_Entries shown_
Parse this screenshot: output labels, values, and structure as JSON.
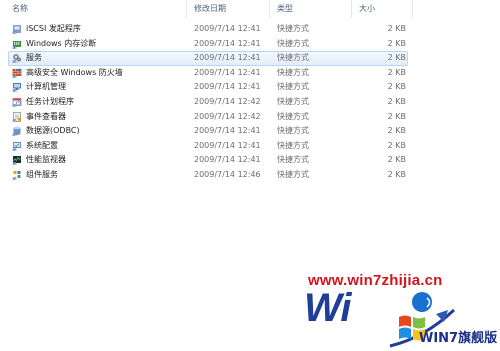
{
  "columns": {
    "name": "名称",
    "date": "修改日期",
    "type": "类型",
    "size": "大小"
  },
  "rows": [
    {
      "name": "iSCSI 发起程序",
      "date": "2009/7/14 12:41",
      "type": "快捷方式",
      "size": "2 KB",
      "icon": "iscsi-icon"
    },
    {
      "name": "Windows 内存诊断",
      "date": "2009/7/14 12:41",
      "type": "快捷方式",
      "size": "2 KB",
      "icon": "memory-diagnostic-icon"
    },
    {
      "name": "服务",
      "date": "2009/7/14 12:41",
      "type": "快捷方式",
      "size": "2 KB",
      "icon": "services-icon",
      "selected": true
    },
    {
      "name": "高级安全 Windows 防火墙",
      "date": "2009/7/14 12:41",
      "type": "快捷方式",
      "size": "2 KB",
      "icon": "firewall-icon"
    },
    {
      "name": "计算机管理",
      "date": "2009/7/14 12:41",
      "type": "快捷方式",
      "size": "2 KB",
      "icon": "computer-management-icon"
    },
    {
      "name": "任务计划程序",
      "date": "2009/7/14 12:42",
      "type": "快捷方式",
      "size": "2 KB",
      "icon": "task-scheduler-icon"
    },
    {
      "name": "事件查看器",
      "date": "2009/7/14 12:42",
      "type": "快捷方式",
      "size": "2 KB",
      "icon": "event-viewer-icon"
    },
    {
      "name": "数据源(ODBC)",
      "date": "2009/7/14 12:41",
      "type": "快捷方式",
      "size": "2 KB",
      "icon": "odbc-icon"
    },
    {
      "name": "系统配置",
      "date": "2009/7/14 12:41",
      "type": "快捷方式",
      "size": "2 KB",
      "icon": "system-config-icon"
    },
    {
      "name": "性能监视器",
      "date": "2009/7/14 12:41",
      "type": "快捷方式",
      "size": "2 KB",
      "icon": "performance-monitor-icon"
    },
    {
      "name": "组件服务",
      "date": "2009/7/14 12:46",
      "type": "快捷方式",
      "size": "2 KB",
      "icon": "component-services-icon"
    }
  ],
  "watermark": {
    "url": "www.win7zhijia.cn",
    "big_text": "Wi",
    "logo_text": "WIN7旗舰版"
  },
  "colors": {
    "header_text": "#4c607a",
    "selection_border": "#b8d6fb",
    "watermark_red": "#d2141c",
    "watermark_blue": "#1f3e96"
  }
}
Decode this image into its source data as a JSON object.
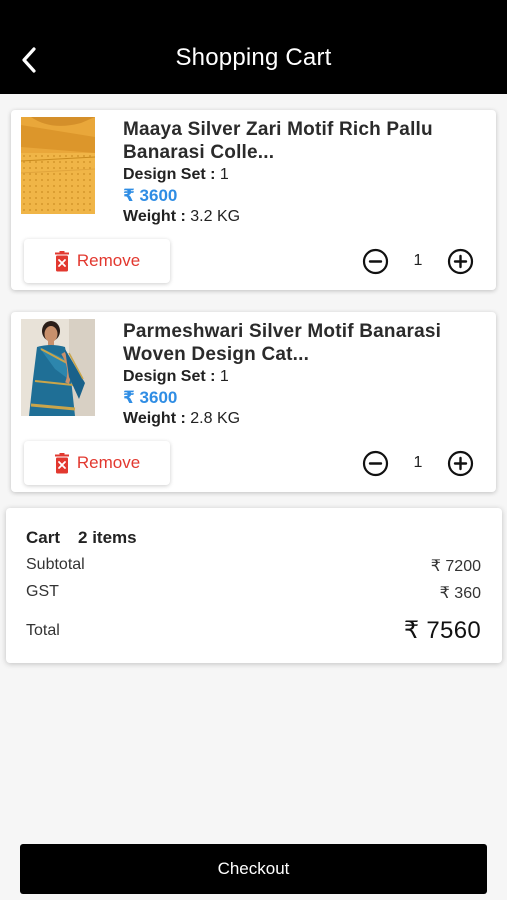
{
  "header": {
    "title": "Shopping Cart",
    "back_icon": "chevron-left-icon"
  },
  "items": [
    {
      "name_line1": "Maaya  Silver Zari Motif Rich Pallu",
      "name_line2": "Banarasi Colle...",
      "design_label": "Design Set :",
      "design_value": "1",
      "price": "₹ 3600",
      "weight_label": "Weight :",
      "weight_value": "3.2 KG",
      "remove_label": "Remove",
      "quantity": "1"
    },
    {
      "name_line1": "Parmeshwari Silver Motif Banarasi",
      "name_line2": "Woven Design Cat...",
      "design_label": "Design Set :",
      "design_value": "1",
      "price": "₹ 3600",
      "weight_label": "Weight :",
      "weight_value": "2.8 KG",
      "remove_label": "Remove",
      "quantity": "1"
    }
  ],
  "summary": {
    "cart_label": "Cart",
    "items_label": "2 items",
    "subtotal_label": "Subtotal",
    "subtotal_value": "₹ 7200",
    "gst_label": "GST",
    "gst_value": "₹ 360",
    "total_label": "Total",
    "total_value": "₹ 7560"
  },
  "checkout_label": "Checkout",
  "colors": {
    "header_bg": "#000000",
    "price": "#2f8de4",
    "remove": "#e2382f",
    "checkout_bg": "#000000"
  }
}
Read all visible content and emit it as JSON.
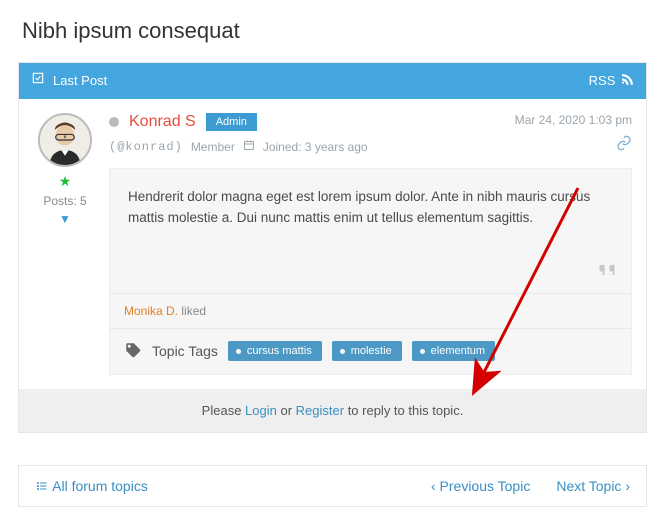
{
  "page_title": "Nibh ipsum consequat",
  "topbar": {
    "last_post": "Last Post",
    "rss": "RSS"
  },
  "post": {
    "status_dot": "offline",
    "author": "Konrad S",
    "role_badge": "Admin",
    "timestamp": "Mar 24, 2020 1:03 pm",
    "handle": "(@konrad)",
    "rank": "Member",
    "joined_label": "Joined:",
    "joined_value": "3 years ago",
    "side": {
      "posts_label": "Posts: 5"
    },
    "body": "Hendrerit dolor magna eget est lorem ipsum dolor. Ante in nibh mauris cursus mattis molestie a. Dui nunc mattis enim ut tellus elementum sagittis.",
    "liked_by": "Monika D.",
    "liked_suffix": " liked"
  },
  "tags": {
    "label": "Topic Tags",
    "items": [
      "cursus mattis",
      "molestie",
      "elementum"
    ]
  },
  "reply": {
    "prefix": "Please ",
    "login": "Login",
    "mid": " or ",
    "register": "Register",
    "suffix": " to reply to this topic."
  },
  "nav": {
    "all": "All forum topics",
    "prev": "Previous Topic",
    "next": "Next Topic"
  }
}
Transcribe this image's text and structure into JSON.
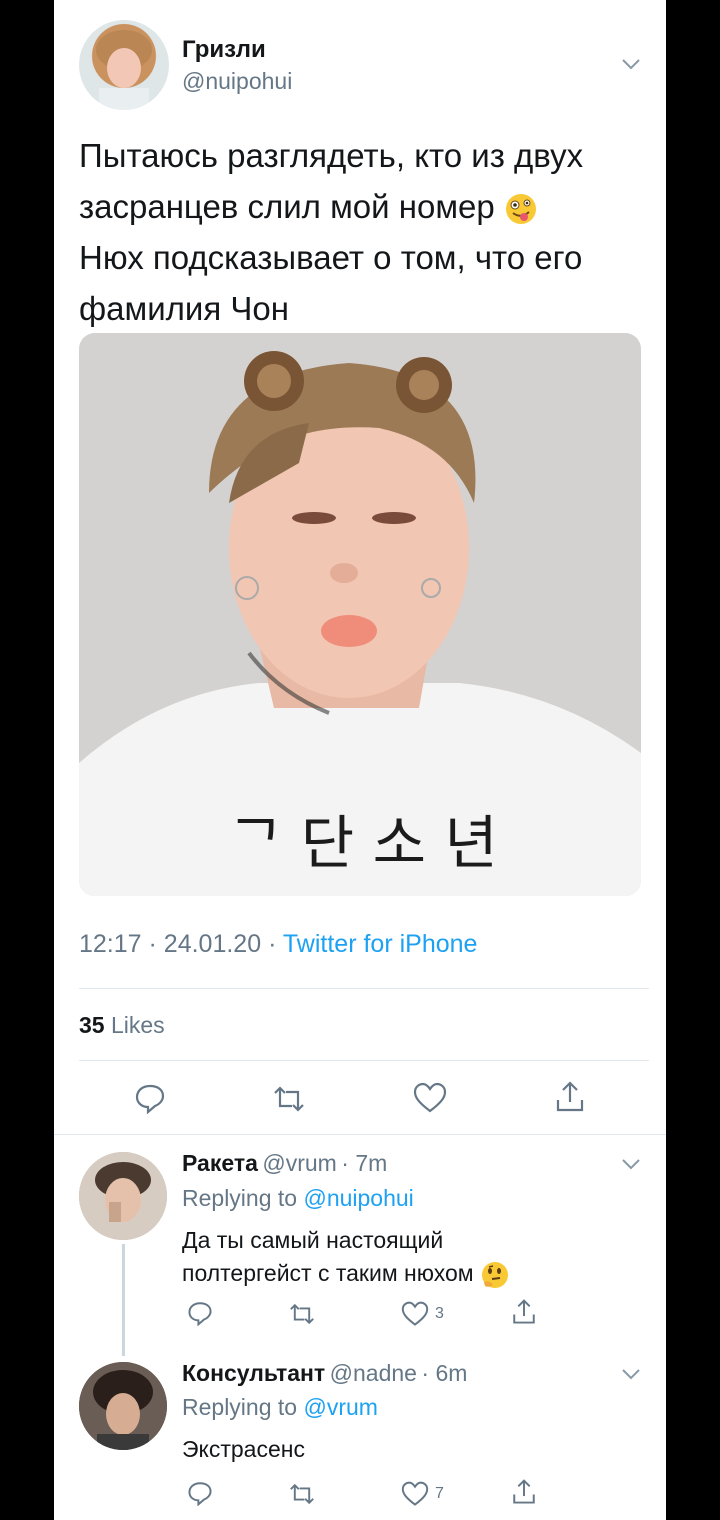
{
  "tweet": {
    "author_name": "Гризли",
    "author_handle": "@nuipohui",
    "text_lines": [
      "Пытаюсь разглядеть, кто из двух",
      "засранцев слил мой номер",
      "Нюх подсказывает о том, что его",
      "фамилия Чон"
    ],
    "time": "12:17",
    "date": "24.01.20",
    "separator": "·",
    "source": "Twitter for iPhone",
    "likes_count": "35",
    "likes_label": "Likes",
    "media_image": "photo-of-person-with-bear-ears",
    "emoji": "zany-face-emoji"
  },
  "replies": [
    {
      "name": "Ракета",
      "handle": "@vrum",
      "time": "· 7m",
      "replying_prefix": "Replying to",
      "replying_to": "@nuipohui",
      "text_lines": [
        "Да ты самый настоящий",
        "полтергейст с таким нюхом"
      ],
      "emoji": "thinking-face-emoji",
      "like_count": "3"
    },
    {
      "name": "Консультант",
      "handle": "@nadne",
      "time": "· 6m",
      "replying_prefix": "Replying to",
      "replying_to": "@vrum",
      "text_lines": [
        "Экстрасенс"
      ],
      "like_count": "7"
    }
  ],
  "colors": {
    "text": "#14171a",
    "secondary": "#657786",
    "accent": "#1da1f2",
    "divider": "#e1e8ed"
  }
}
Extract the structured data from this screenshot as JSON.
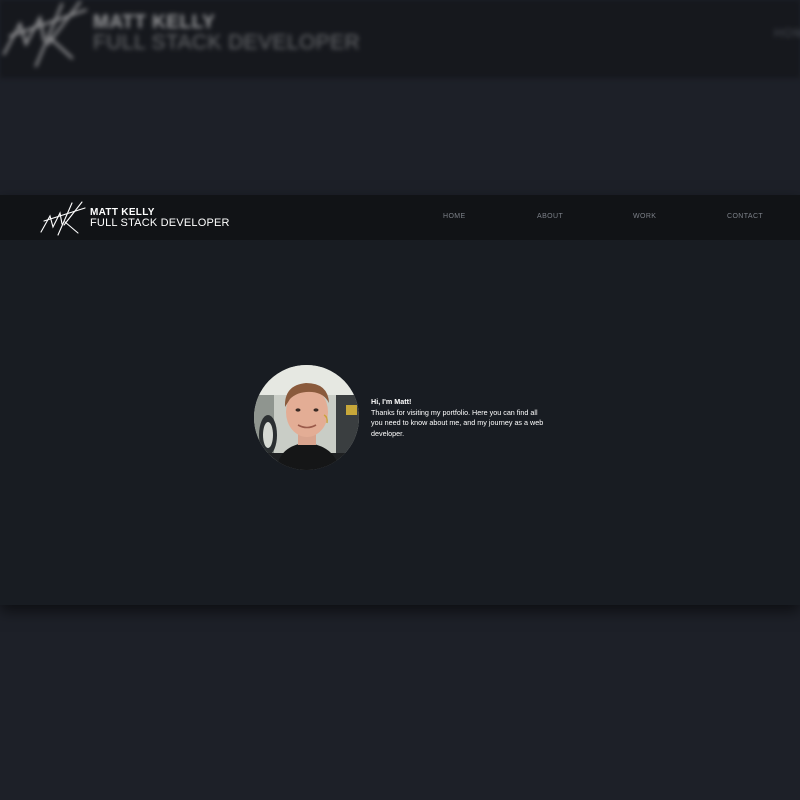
{
  "background_page": {
    "name": "MATT KELLY",
    "title": "FULL STACK DEVELOPER",
    "nav_partial": "HOM"
  },
  "header": {
    "name": "MATT KELLY",
    "title": "FULL STACK DEVELOPER",
    "logo_text": "MK"
  },
  "nav": {
    "items": [
      {
        "label": "HOME"
      },
      {
        "label": "ABOUT"
      },
      {
        "label": "WORK"
      },
      {
        "label": "CONTACT"
      }
    ]
  },
  "intro": {
    "heading": "Hi, I'm Matt!",
    "body": "Thanks for visiting my portfolio. Here you can find all you need to know about me, and my journey as a web developer."
  },
  "colors": {
    "page_background": "#1d2028",
    "navbar": "#111316",
    "content": "#181c22",
    "nav_text": "#7c8088",
    "brand_text": "#ffffff"
  }
}
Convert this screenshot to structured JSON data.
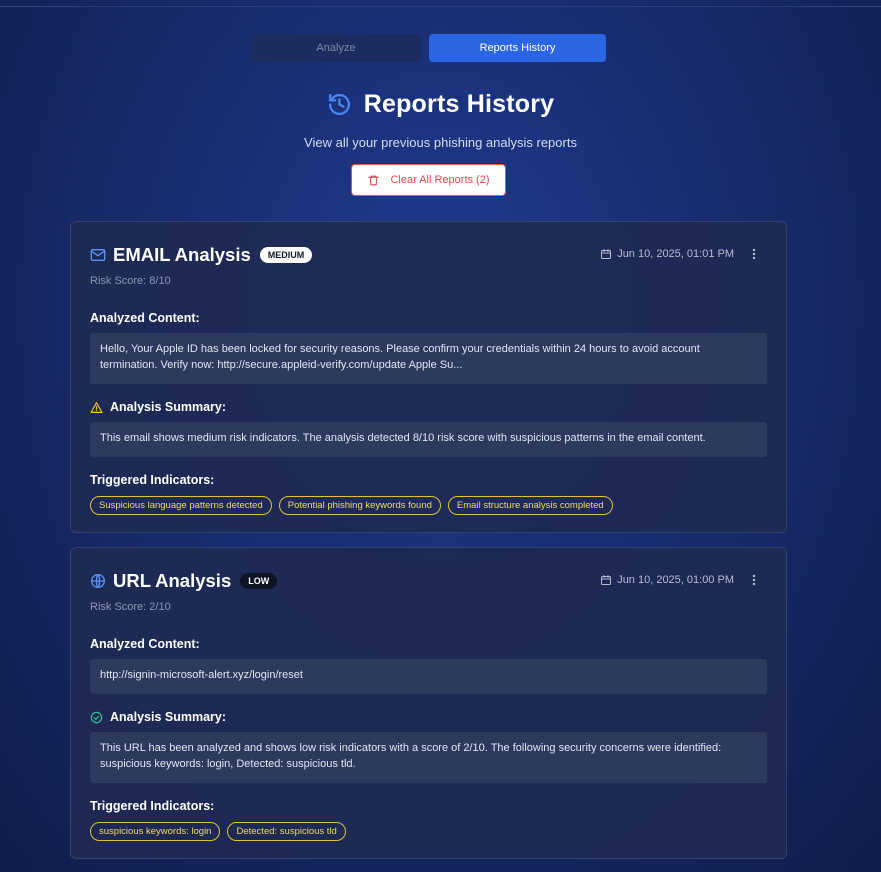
{
  "tabs": {
    "analyze": "Analyze",
    "reports": "Reports History"
  },
  "header": {
    "title": "Reports History",
    "subtitle": "View all your previous phishing analysis reports",
    "clear_button": "Clear All Reports (2)"
  },
  "labels": {
    "analyzed_content": "Analyzed Content:",
    "analysis_summary": "Analysis Summary:",
    "triggered_indicators": "Triggered Indicators:"
  },
  "reports": [
    {
      "icon": "mail-icon",
      "title": "EMAIL Analysis",
      "level": "MEDIUM",
      "risk": "Risk Score: 8/10",
      "date": "Jun 10, 2025, 01:01 PM",
      "content": "Hello, Your Apple ID has been locked for security reasons. Please confirm your credentials within 24 hours to avoid account termination. Verify now: http://secure.appleid-verify.com/update Apple Su...",
      "summary_icon": "warning-icon",
      "summary": "This email shows medium risk indicators. The analysis detected 8/10 risk score with suspicious patterns in the email content.",
      "indicators": [
        "Suspicious language patterns detected",
        "Potential phishing keywords found",
        "Email structure analysis completed"
      ]
    },
    {
      "icon": "globe-icon",
      "title": "URL Analysis",
      "level": "LOW",
      "risk": "Risk Score: 2/10",
      "date": "Jun 10, 2025, 01:00 PM",
      "content": "http://signin-microsoft-alert.xyz/login/reset",
      "summary_icon": "check-circle-icon",
      "summary": "This URL has been analyzed and shows low risk indicators with a score of 2/10. The following security concerns were identified: suspicious keywords: login, Detected: suspicious tld.",
      "indicators": [
        "suspicious keywords: login",
        "Detected: suspicious tld"
      ]
    }
  ],
  "colors": {
    "accent": "#2a66e3",
    "danger": "#e04848",
    "chip": "#e3c13a",
    "warning": "#f2c230",
    "success": "#34c38f"
  }
}
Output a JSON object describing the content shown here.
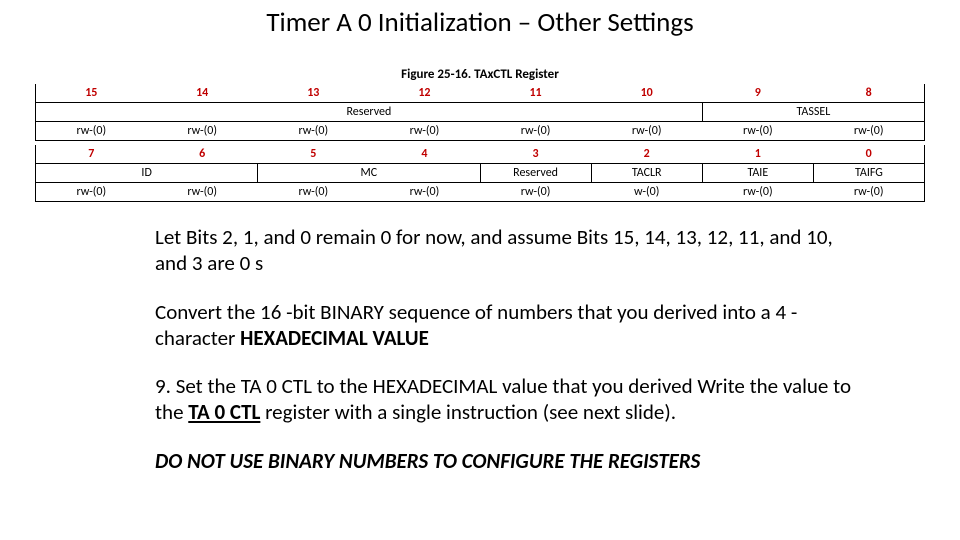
{
  "title": "Timer A 0 Initialization – Other Settings",
  "figure_caption": "Figure 25-16. TAxCTL Register",
  "reg": {
    "rows": [
      {
        "type": "bits",
        "cells": [
          "15",
          "14",
          "13",
          "12",
          "11",
          "10",
          "9",
          "8"
        ]
      },
      {
        "type": "names",
        "cells": [
          {
            "text": "Reserved",
            "span": 6
          },
          {
            "text": "TASSEL",
            "span": 2
          }
        ]
      },
      {
        "type": "rw",
        "cells": [
          "rw-(0)",
          "rw-(0)",
          "rw-(0)",
          "rw-(0)",
          "rw-(0)",
          "rw-(0)",
          "rw-(0)",
          "rw-(0)"
        ]
      },
      {
        "type": "bits",
        "cells": [
          "7",
          "6",
          "5",
          "4",
          "3",
          "2",
          "1",
          "0"
        ]
      },
      {
        "type": "names",
        "cells": [
          {
            "text": "ID",
            "span": 2
          },
          {
            "text": "MC",
            "span": 2
          },
          {
            "text": "Reserved",
            "span": 1
          },
          {
            "text": "TACLR",
            "span": 1
          },
          {
            "text": "TAIE",
            "span": 1
          },
          {
            "text": "TAIFG",
            "span": 1
          }
        ]
      },
      {
        "type": "rw",
        "cells": [
          "rw-(0)",
          "rw-(0)",
          "rw-(0)",
          "rw-(0)",
          "rw-(0)",
          "w-(0)",
          "rw-(0)",
          "rw-(0)"
        ]
      }
    ]
  },
  "para1": "Let Bits 2, 1, and 0 remain 0 for now, and assume Bits 15, 14, 13, 12, 11, and 10, and 3 are 0 s",
  "para2a": "Convert the 16 -bit BINARY sequence of numbers that you derived into a 4 -character ",
  "para2b": "HEXADECIMAL VALUE",
  "para3a": "9.  Set the TA 0 CTL to the HEXADECIMAL value that you derived Write the value to the ",
  "para3b": "TA 0 CTL",
  "para3c": " register with a single instruction (see next slide).",
  "para4": "DO NOT USE BINARY NUMBERS TO CONFIGURE THE REGISTERS"
}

_Task to carry out_
From the records above, copy every line that holds the word "History".

_Exercise output_
    "reports": "Reports History"
    "title": "Reports History",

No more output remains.